------ Exercise materials ------

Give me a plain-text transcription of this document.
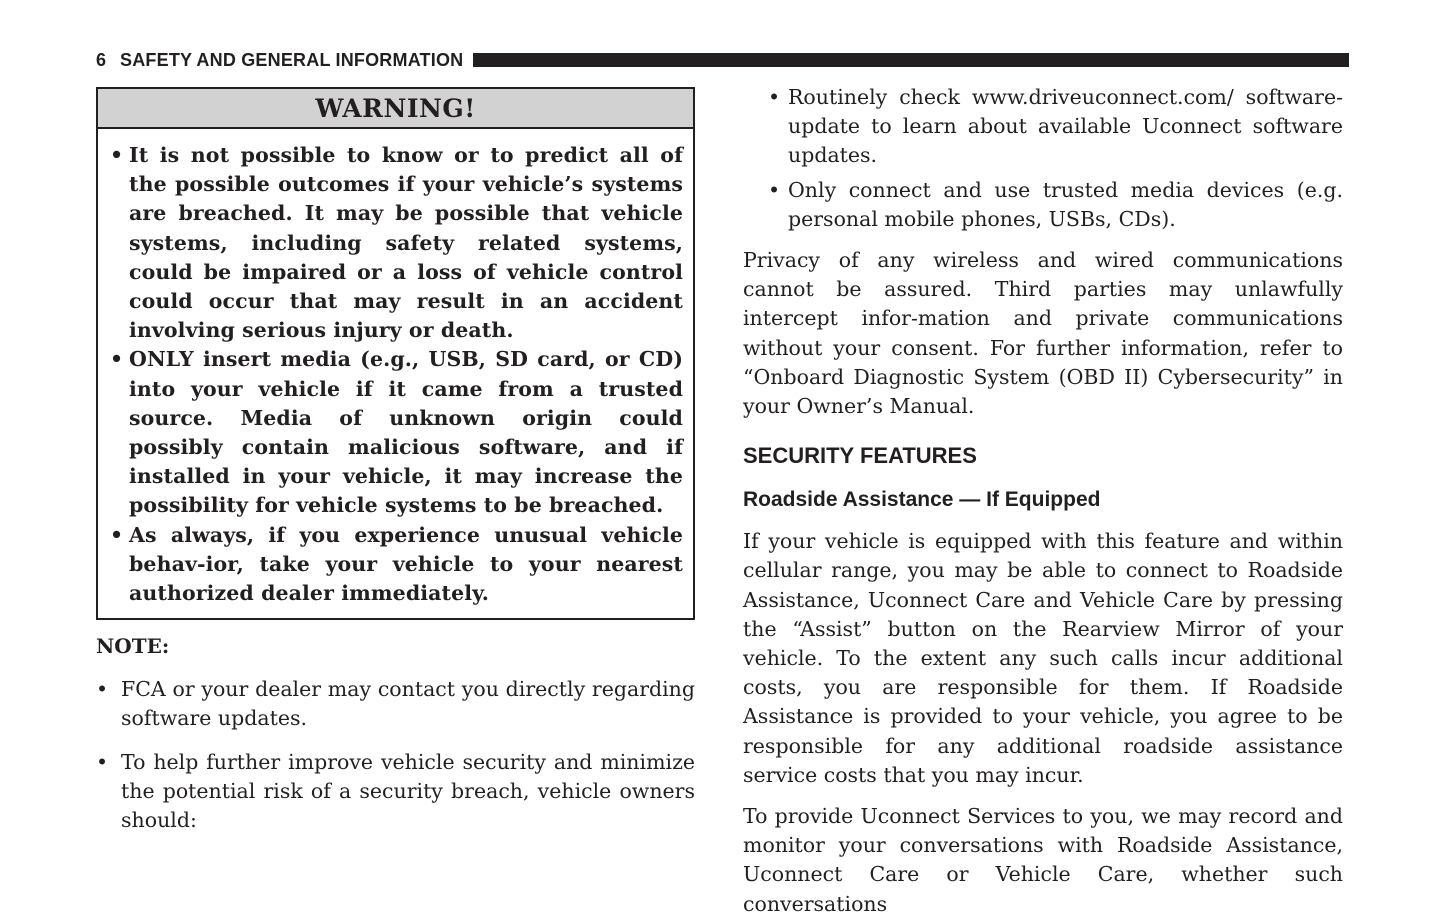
6 SAFETY AND GENERAL INFORMATION
WARNING!
• It is not possible to know or to predict all of the possible outcomes if your vehicle’s systems are breached. It may be possible that vehicle systems, including safety related systems, could be impaired or a loss of vehicle control could occur that may result in an accident involving serious injury or death.
• ONLY insert media (e.g., USB, SD card, or CD) into your vehicle if it came from a trusted source. Media of unknown origin could possibly contain malicious software, and if installed in your vehicle, it may increase the possibility for vehicle systems to be breached.
• As always, if you experience unusual vehicle behav-ior, take your vehicle to your nearest authorized dealer immediately.
NOTE:
• FCA or your dealer may contact you directly regarding software updates.
• To help further improve vehicle security and minimize the potential risk of a security breach, vehicle owners should:
• Routinely check www.driveuconnect.com/ software-update to learn about available Uconnect software updates.
• Only connect and use trusted media devices (e.g. personal mobile phones, USBs, CDs).

Privacy of any wireless and wired communications cannot be assured. Third parties may unlawfully intercept infor-mation and private communications without your consent. For further information, refer to “Onboard Diagnostic System (OBD II) Cybersecurity” in your Owner’s Manual.

SECURITY FEATURES
Roadside Assistance — If Equipped

If your vehicle is equipped with this feature and within cellular range, you may be able to connect to Roadside Assistance, Uconnect Care and Vehicle Care by pressing the “Assist” button on the Rearview Mirror of your vehicle. To the extent any such calls incur additional costs, you are responsible for them. If Roadside Assistance is provided to your vehicle, you agree to be responsible for any additional roadside assistance service costs that you may incur.

To provide Uconnect Services to you, we may record and monitor your conversations with Roadside Assistance, Uconnect Care or Vehicle Care, whether such conversations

------

## Description of the task
Give the material again exactly as it is, but keep the pictures out.

## Result
Give me a plain-text transcription of this document.
6 SAFETY AND GENERAL INFORMATION
WARNING!
• It is not possible to know or to predict all of the possible outcomes if your vehicle’s systems are breached. It may be possible that vehicle systems, including safety related systems, could be impaired or a loss of vehicle control could occur that may result in an accident involving serious injury or death.
• ONLY insert media (e.g., USB, SD card, or CD) into your vehicle if it came from a trusted source. Media of unknown origin could possibly contain malicious software, and if installed in your vehicle, it may increase the possibility for vehicle systems to be breached.
• As always, if you experience unusual vehicle behav-ior, take your vehicle to your nearest authorized dealer immediately.
NOTE:
• FCA or your dealer may contact you directly regarding software updates.
• To help further improve vehicle security and minimize the potential risk of a security breach, vehicle owners should:
• Routinely check www.driveuconnect.com/ software-update to learn about available Uconnect software updates.
• Only connect and use trusted media devices (e.g. personal mobile phones, USBs, CDs).

Privacy of any wireless and wired communications cannot be assured. Third parties may unlawfully intercept infor-mation and private communications without your consent. For further information, refer to “Onboard Diagnostic System (OBD II) Cybersecurity” in your Owner’s Manual.

SECURITY FEATURES
Roadside Assistance — If Equipped

If your vehicle is equipped with this feature and within cellular range, you may be able to connect to Roadside Assistance, Uconnect Care and Vehicle Care by pressing the “Assist” button on the Rearview Mirror of your vehicle. To the extent any such calls incur additional costs, you are responsible for them. If Roadside Assistance is provided to your vehicle, you agree to be responsible for any additional roadside assistance service costs that you may incur.

To provide Uconnect Services to you, we may record and monitor your conversations with Roadside Assistance, Uconnect Care or Vehicle Care, whether such conversations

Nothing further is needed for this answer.